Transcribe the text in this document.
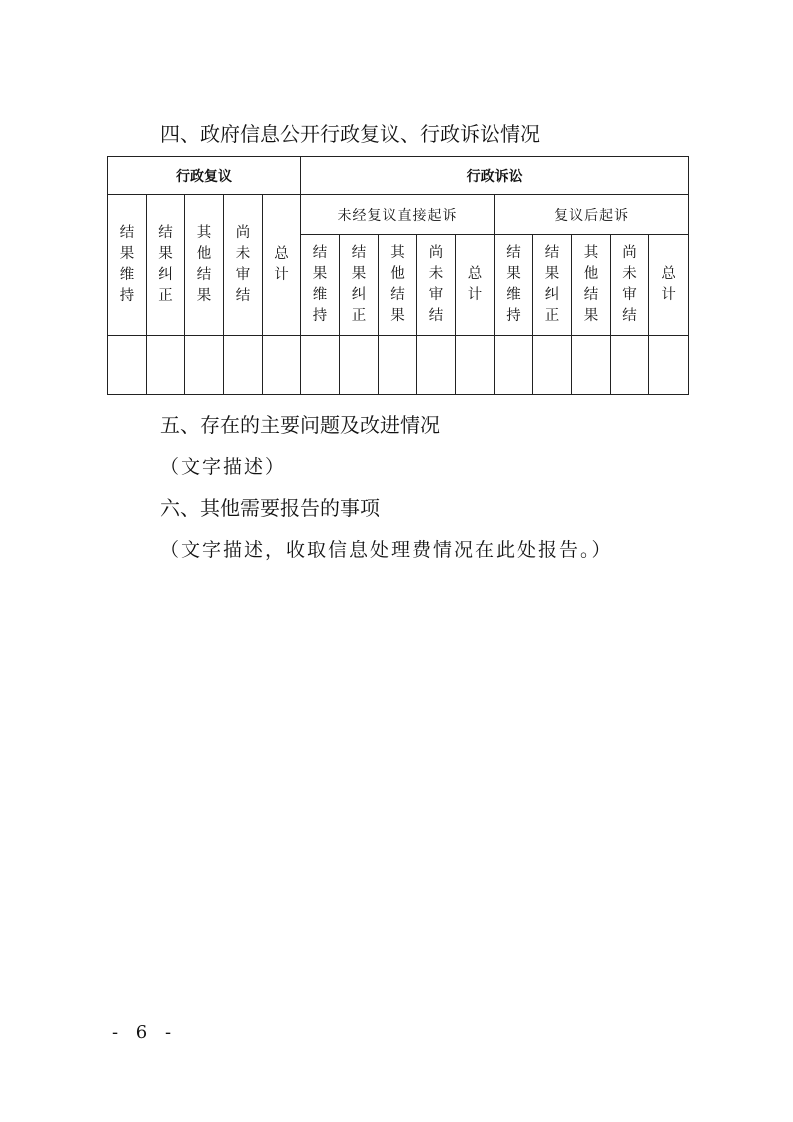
四、政府信息公开行政复议、行政诉讼情况
行政复议					行政诉讼									
结果维持	结果纠正	其他结果	尚未审结	总计	未经复议直接起诉					复议后起诉				
					结果维持	结果纠正	其他结果	尚未审结	总计	结果维持	结果纠正	其他结果	尚未审结	总计

五、存在的主要问题及改进情况
（文字描述）
六、其他需要报告的事项
（文字描述，收取信息处理费情况在此处报告。）
- 6 -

◇ ◇ ◇

> WHAT YOU NEED TO DO
Scan the entries above for the word "尚未审结" and collect each line holding it.

> RESULT FOR THIS TASK
结果维持	结果纠正	其他结果	尚未审结	总计	未经复议直接起诉					复议后起诉				
					结果维持	结果纠正	其他结果	尚未审结	总计	结果维持	结果纠正	其他结果	尚未审结	总计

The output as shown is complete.